Task brief: Below are the records. Gather each line that holds "JSON".
# Start of Record list
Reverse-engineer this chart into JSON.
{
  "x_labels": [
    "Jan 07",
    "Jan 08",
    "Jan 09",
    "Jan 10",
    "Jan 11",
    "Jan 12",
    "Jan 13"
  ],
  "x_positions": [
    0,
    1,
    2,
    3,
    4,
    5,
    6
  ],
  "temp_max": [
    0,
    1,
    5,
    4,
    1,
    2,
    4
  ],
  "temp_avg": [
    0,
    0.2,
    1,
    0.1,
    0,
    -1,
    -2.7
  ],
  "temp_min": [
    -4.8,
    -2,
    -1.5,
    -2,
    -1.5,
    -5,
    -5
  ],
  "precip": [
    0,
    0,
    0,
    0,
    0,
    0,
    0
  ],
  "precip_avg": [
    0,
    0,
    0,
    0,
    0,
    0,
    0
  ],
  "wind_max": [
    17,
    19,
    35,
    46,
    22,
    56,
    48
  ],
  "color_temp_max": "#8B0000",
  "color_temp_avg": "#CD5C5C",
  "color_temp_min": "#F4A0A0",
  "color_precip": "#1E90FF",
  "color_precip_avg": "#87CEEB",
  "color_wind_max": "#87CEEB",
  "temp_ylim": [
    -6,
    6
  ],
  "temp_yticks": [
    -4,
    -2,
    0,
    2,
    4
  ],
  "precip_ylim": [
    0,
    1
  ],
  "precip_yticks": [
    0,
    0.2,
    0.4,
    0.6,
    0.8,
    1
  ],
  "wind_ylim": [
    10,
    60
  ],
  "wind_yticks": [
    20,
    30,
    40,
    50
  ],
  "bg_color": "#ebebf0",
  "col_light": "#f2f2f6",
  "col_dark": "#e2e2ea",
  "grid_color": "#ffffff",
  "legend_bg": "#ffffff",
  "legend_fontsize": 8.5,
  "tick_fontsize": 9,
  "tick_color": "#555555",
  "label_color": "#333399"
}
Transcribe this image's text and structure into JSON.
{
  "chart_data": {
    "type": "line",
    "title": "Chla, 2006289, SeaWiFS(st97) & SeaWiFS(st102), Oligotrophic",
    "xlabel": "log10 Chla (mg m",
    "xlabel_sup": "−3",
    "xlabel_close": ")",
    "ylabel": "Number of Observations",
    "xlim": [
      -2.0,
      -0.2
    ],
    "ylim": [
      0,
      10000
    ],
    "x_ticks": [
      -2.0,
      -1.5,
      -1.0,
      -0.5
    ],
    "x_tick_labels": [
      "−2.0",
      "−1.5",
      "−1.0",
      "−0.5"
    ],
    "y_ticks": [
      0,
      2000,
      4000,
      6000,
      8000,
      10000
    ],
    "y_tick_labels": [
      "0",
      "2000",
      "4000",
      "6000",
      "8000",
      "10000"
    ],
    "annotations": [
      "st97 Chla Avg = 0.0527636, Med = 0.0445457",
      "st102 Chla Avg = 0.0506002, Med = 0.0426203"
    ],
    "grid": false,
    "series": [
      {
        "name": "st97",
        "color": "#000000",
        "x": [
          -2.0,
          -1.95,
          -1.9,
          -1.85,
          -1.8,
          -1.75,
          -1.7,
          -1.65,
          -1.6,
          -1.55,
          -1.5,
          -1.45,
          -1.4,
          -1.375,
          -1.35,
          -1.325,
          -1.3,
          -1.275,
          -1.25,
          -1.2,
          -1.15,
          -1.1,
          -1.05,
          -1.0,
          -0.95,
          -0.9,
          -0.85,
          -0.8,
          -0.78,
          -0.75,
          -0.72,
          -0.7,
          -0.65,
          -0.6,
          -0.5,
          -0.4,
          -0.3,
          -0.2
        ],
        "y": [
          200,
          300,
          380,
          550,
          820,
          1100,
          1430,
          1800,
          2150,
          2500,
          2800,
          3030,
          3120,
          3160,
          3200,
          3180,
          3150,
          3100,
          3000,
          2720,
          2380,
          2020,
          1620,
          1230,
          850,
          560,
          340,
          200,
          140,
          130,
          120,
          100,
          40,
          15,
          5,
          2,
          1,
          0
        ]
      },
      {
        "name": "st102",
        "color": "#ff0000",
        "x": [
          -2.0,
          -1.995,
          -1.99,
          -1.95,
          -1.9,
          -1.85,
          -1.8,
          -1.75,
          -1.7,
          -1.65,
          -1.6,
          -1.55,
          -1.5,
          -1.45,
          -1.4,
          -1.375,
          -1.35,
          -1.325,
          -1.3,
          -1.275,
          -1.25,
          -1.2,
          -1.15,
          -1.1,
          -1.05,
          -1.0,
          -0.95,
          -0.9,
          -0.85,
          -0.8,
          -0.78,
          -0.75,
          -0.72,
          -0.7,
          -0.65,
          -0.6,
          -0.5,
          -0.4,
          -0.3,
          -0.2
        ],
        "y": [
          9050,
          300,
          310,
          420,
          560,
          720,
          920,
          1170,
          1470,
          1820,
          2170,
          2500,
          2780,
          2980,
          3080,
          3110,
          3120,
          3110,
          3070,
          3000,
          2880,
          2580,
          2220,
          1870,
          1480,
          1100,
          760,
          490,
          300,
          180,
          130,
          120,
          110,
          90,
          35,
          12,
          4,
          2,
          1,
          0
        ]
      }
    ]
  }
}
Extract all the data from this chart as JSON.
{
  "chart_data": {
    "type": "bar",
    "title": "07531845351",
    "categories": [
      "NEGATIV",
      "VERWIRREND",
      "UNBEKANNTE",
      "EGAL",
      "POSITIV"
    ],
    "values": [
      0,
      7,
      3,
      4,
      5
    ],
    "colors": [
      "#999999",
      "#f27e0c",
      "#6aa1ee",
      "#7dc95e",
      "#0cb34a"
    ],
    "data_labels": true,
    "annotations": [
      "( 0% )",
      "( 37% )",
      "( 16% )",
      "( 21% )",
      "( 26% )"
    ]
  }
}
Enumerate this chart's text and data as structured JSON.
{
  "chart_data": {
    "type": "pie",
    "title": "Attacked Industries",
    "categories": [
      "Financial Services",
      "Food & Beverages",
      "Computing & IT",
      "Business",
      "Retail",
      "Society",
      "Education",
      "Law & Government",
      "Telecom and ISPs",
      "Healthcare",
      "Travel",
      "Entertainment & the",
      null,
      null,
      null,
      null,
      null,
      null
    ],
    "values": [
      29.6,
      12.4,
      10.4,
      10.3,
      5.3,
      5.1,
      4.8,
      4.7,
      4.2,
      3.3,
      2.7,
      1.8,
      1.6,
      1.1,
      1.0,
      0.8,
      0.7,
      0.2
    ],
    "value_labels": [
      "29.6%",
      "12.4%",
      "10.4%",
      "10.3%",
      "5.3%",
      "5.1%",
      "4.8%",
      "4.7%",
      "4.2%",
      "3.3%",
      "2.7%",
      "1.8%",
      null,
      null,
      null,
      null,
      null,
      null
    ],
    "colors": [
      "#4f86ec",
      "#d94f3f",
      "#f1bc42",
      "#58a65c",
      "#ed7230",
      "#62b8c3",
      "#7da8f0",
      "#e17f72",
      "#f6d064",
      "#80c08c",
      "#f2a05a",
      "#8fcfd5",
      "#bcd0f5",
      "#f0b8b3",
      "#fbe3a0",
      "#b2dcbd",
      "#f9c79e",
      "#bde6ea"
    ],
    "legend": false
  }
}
# End of Record list
Problem solution:
Reverse-engineer this chart into JSON.
Transcribe this image's text and structure into JSON.
Extract all the data from this chart as JSON.
Enumerate this chart's text and data as structured JSON.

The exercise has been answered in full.